-- Begin Document --
My question Mr. S, is what did the Bush administration do from September 11th, 2003 (when this article was published) until January 20th, 2009 to help prevent the economy from crashing?
Every attempt to end the practice of lending to unqualified borrowers was blocked by the democrats, and so was every attempt to lower gas prices. What else could the Republicans have done?
Not starting a pointless war in Iraq. Imagine what we could do with an extra 3 trillion ( Last I heard it was going to cost us)     

I think there’s more to this economic crisis then housing loans and gas prices. What about out sourcing jobs, unqualified and greedy CEO’s, S.E.C. failure to regulate, ect.

 The government in general is to blame here not just the democrats. Clinton & Bush both did their part and I don’t think it fair for you to sit here and just blame the party you don’t support.

 

This has nothing to do with the war, nothing to do with outsourcing, nothing to do with illegal immigrants supressing wages, nothing to do with NAFTA, etc. This has everything to do with housing, housing, and housing. Thats all folks. The democrats are to blame because they pushed this socialist "affordable housing" policy that brought down banks and mortgage lenders. I don't know of any so called expert that has blamed this recession on anything else (That being the housing crisis, not demcorats. They conveniently ignore the fact that democrats supported the cause and obstructed regulations).

All the other problems you mentioned have existed, literally, for decades. But only now those things bring our economy down? I do not think so.

Alright, for the sake of pushing this conversation further, I’ll go with housing loans being the only cause and I’ll agree that the dems blocking regulation undoubtedly made the situation worse but what did the Bush administration DO?

Did he ever speak to us about the potential crisis? Other then in 2003, did they propose any other plans?  

The only thing I ever heard was terror terror terror, 9/11, we’re winning the war in Iraq, and global warming isn’t real. Maybe if they fought as hard to stop an economy meltdown as they did to go to war with Iraq’s regime we wouldn't be in as bad of shape as we are now.
I don't think Bush or anyone in his administration knew it would be as bad as it has been. If they were Edgar Cayce, they would have made it a national issue and warned all of us that a major economic crash was coming. But nobody in Bush's administration was psychic.
Then what was the point of the the agency? 

Good question! It is typical of government beauraucrats to ignore impending doom and sugar coat everything, because that is exactly what they did to Bush. They told him everything would be fine, that there would be no economic problems, etc. etc.
-- End Document --
■ **What to work on**: Reproduce the passage of the comment thread starting with "My question Mr." and going on through "to regulate, ect.", word for word.
-- Begin Dataset content --
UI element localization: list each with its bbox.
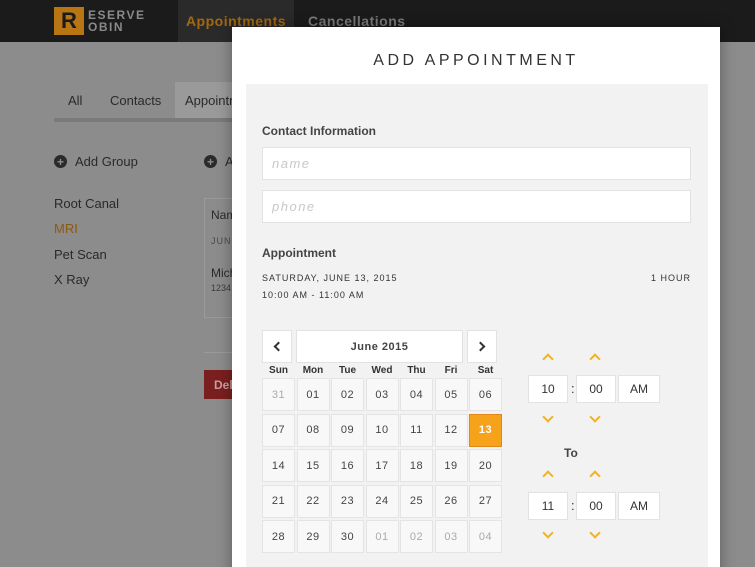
weekday-label: Fri (444, 364, 458, 376)
start-minute-increment[interactable] (589, 352, 601, 362)
calendar-day[interactable]: 14 (262, 449, 295, 482)
appointment-date-summary: SATURDAY, JUNE 13, 2015 (262, 273, 398, 283)
add-appointment-modal: ADD APPOINTMENT Contact Information Appo… (232, 27, 720, 567)
start-hour-field[interactable]: 10 (528, 375, 568, 403)
tab-all[interactable]: All (68, 82, 82, 118)
calendar-weekdays: Sun Mon Tue Wed Thu Fri Sat (262, 362, 498, 378)
calendar-day[interactable]: 01 (365, 520, 399, 553)
weekday-label: Thu (407, 364, 426, 376)
end-hour-decrement[interactable] (542, 530, 554, 540)
start-hour-decrement[interactable] (542, 414, 554, 424)
phone-input[interactable] (262, 190, 691, 223)
end-minute-decrement[interactable] (589, 530, 601, 540)
start-minute-decrement[interactable] (589, 414, 601, 424)
calendar-day[interactable]: 07 (262, 413, 295, 447)
calendar-day[interactable]: 02 (400, 520, 433, 553)
next-month-button[interactable] (467, 330, 497, 363)
calendar-days-grid: 31 01 02 03 04 05 06 07 08 09 10 11 12 13 14 15 16 17 18 19… (262, 378, 502, 553)
appointment-heading: Appointment (262, 246, 336, 260)
time-separator: : (571, 498, 575, 513)
name-input[interactable] (262, 147, 691, 180)
calendar-day[interactable]: 30 (331, 520, 364, 553)
calendar-day[interactable]: 22 (296, 484, 330, 518)
calendar-day[interactable]: 11 (400, 413, 433, 447)
calendar-day[interactable]: 21 (262, 484, 295, 518)
calendar-day[interactable]: 29 (296, 520, 330, 553)
time-separator: : (571, 381, 575, 396)
weekday-label: Tue (338, 364, 357, 376)
calendar-day[interactable]: 17 (365, 449, 399, 482)
end-ampm-toggle[interactable]: AM (618, 492, 660, 520)
calendar-day[interactable]: 18 (400, 449, 433, 482)
calendar-day[interactable]: 03 (365, 378, 399, 411)
calendar-day[interactable]: 05 (434, 378, 468, 411)
plus-circle-icon: + (204, 155, 217, 168)
table-subheader: JUN (211, 236, 232, 246)
end-minute-increment[interactable] (589, 469, 601, 479)
calendar-day[interactable]: 10 (365, 413, 399, 447)
group-item-pet-scan[interactable]: Pet Scan (54, 247, 107, 262)
app-logo[interactable]: R ESERVE OBIN (54, 7, 145, 35)
group-item-mri[interactable]: MRI (54, 221, 78, 236)
add-appointment-button[interactable]: + A (204, 154, 234, 169)
calendar-day[interactable]: 27 (469, 484, 502, 518)
calendar-day[interactable]: 23 (331, 484, 364, 518)
calendar-day[interactable]: 01 (296, 378, 330, 411)
weekday-label: Wed (371, 364, 393, 376)
calendar-month-label: June 2015 (296, 330, 463, 363)
calendar-day[interactable]: 19 (434, 449, 468, 482)
prev-month-button[interactable] (262, 330, 292, 363)
end-hour-increment[interactable] (542, 469, 554, 479)
calendar-day[interactable]: 28 (262, 520, 295, 553)
end-hour-field[interactable]: 11 (528, 492, 568, 520)
calendar-day[interactable]: 09 (331, 413, 364, 447)
calendar-day[interactable]: 12 (434, 413, 468, 447)
to-label: To (564, 446, 578, 460)
plus-circle-icon: + (54, 155, 67, 168)
start-hour-increment[interactable] (542, 352, 554, 362)
chevron-left-icon (273, 341, 284, 352)
calendar-day-selected[interactable]: 13 (469, 413, 502, 447)
weekday-label: Sun (269, 364, 288, 376)
modal-title: ADD APPOINTMENT (373, 52, 579, 69)
calendar-day[interactable]: 16 (331, 449, 364, 482)
logo-text: ESERVE OBIN (88, 8, 146, 34)
start-ampm-toggle[interactable]: AM (618, 375, 660, 403)
table-row-phone: 1234 (211, 283, 232, 293)
appointment-time-summary: 10:00 AM - 11:00 AM (262, 290, 365, 300)
tab-contacts[interactable]: Contacts (110, 82, 161, 118)
weekday-label: Mon (302, 364, 324, 376)
calendar-day[interactable]: 04 (400, 378, 433, 411)
chevron-right-icon (475, 341, 486, 352)
logo-mark: R (54, 7, 84, 35)
appointment-duration: 1 HOUR (650, 273, 691, 283)
calendar-day[interactable]: 20 (469, 449, 502, 482)
group-item-root-canal[interactable]: Root Canal (54, 196, 119, 211)
calendar-day[interactable]: 26 (434, 484, 468, 518)
calendar-day[interactable]: 06 (469, 378, 502, 411)
calendar-day[interactable]: 15 (296, 449, 330, 482)
calendar-day[interactable]: 02 (331, 378, 364, 411)
calendar-day[interactable]: 04 (469, 520, 502, 553)
group-item-x-ray[interactable]: X Ray (54, 272, 89, 287)
calendar-day[interactable]: 08 (296, 413, 330, 447)
calendar-day[interactable]: 31 (262, 378, 295, 411)
calendar-day[interactable]: 25 (400, 484, 433, 518)
appointment-form: Contact Information Appointment SATURDAY… (246, 84, 708, 567)
start-minute-field[interactable]: 00 (576, 375, 616, 403)
calendar-day[interactable]: 24 (365, 484, 399, 518)
end-minute-field[interactable]: 00 (576, 492, 616, 520)
divider (204, 352, 234, 353)
background-tabs: All Contacts Appointm (54, 82, 250, 122)
add-group-button[interactable]: + Add Group (54, 154, 138, 169)
weekday-label: Sat (477, 364, 494, 376)
contact-info-heading: Contact Information (262, 124, 376, 138)
calendar-day[interactable]: 03 (434, 520, 468, 553)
-- End Dataset content --
■ **Exercise answer**:
My question Mr. S, is what did the Bush administration do from September 11th, 2003 (when this article was published) until January 20th, 2009 to help prevent the economy from crashing?
Every attempt to end the practice of lending to unqualified borrowers was blocked by the democrats, and so was every attempt to lower gas prices. What else could the Republicans have done?
Not starting a pointless war in Iraq. Imagine what we could do with an extra 3 trillion ( Last I heard it was going to cost us)     

I think there’s more to this economic crisis then housing loans and gas prices. What about out sourcing jobs, unqualified and greedy CEO’s, S.E.C. failure to regulate, ect.